Items from a data source:
☆ ☆ ☆ ☆

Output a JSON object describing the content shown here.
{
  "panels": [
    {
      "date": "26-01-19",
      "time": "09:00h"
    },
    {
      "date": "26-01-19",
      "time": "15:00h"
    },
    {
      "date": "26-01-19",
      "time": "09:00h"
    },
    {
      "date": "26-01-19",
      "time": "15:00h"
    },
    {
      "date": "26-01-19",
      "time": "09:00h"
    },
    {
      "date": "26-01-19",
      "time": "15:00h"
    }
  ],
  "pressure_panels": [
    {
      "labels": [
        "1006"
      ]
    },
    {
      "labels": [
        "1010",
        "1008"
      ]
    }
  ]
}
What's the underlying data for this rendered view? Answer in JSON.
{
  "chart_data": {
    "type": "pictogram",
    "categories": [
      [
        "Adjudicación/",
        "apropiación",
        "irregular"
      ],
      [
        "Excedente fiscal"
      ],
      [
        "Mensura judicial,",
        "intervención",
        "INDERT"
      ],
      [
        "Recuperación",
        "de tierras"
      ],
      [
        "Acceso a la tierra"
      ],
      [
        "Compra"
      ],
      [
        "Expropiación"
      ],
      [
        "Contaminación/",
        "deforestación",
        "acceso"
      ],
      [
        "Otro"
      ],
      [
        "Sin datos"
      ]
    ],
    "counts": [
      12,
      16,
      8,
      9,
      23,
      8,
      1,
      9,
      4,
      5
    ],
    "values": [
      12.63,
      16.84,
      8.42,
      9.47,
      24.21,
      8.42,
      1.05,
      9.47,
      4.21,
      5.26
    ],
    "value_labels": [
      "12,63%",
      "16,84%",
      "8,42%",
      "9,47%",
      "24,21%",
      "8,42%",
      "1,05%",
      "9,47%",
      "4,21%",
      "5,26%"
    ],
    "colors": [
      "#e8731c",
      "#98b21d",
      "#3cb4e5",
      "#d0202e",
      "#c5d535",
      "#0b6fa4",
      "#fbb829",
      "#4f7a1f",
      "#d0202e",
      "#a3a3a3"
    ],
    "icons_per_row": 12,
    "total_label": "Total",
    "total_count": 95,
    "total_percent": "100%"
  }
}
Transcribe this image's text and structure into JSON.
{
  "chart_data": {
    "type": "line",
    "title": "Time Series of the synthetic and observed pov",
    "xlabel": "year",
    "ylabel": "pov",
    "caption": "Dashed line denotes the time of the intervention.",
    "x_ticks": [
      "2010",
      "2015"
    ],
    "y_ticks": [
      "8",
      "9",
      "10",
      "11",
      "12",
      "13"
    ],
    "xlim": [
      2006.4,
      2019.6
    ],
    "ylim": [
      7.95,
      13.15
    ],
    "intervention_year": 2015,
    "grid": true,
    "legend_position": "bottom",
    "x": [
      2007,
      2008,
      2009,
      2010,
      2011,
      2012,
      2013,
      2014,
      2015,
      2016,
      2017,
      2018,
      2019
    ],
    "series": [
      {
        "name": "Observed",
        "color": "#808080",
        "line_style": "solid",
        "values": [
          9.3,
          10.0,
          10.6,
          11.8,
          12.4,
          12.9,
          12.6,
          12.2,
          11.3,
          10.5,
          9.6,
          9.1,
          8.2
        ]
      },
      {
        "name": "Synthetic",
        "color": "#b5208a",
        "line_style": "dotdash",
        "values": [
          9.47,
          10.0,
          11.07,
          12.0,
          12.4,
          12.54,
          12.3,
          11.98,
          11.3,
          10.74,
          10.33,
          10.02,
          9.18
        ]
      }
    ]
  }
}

☆ ☆ ☆ ☆

Tally every line of the data that holds the word "this" and write the count alone.

2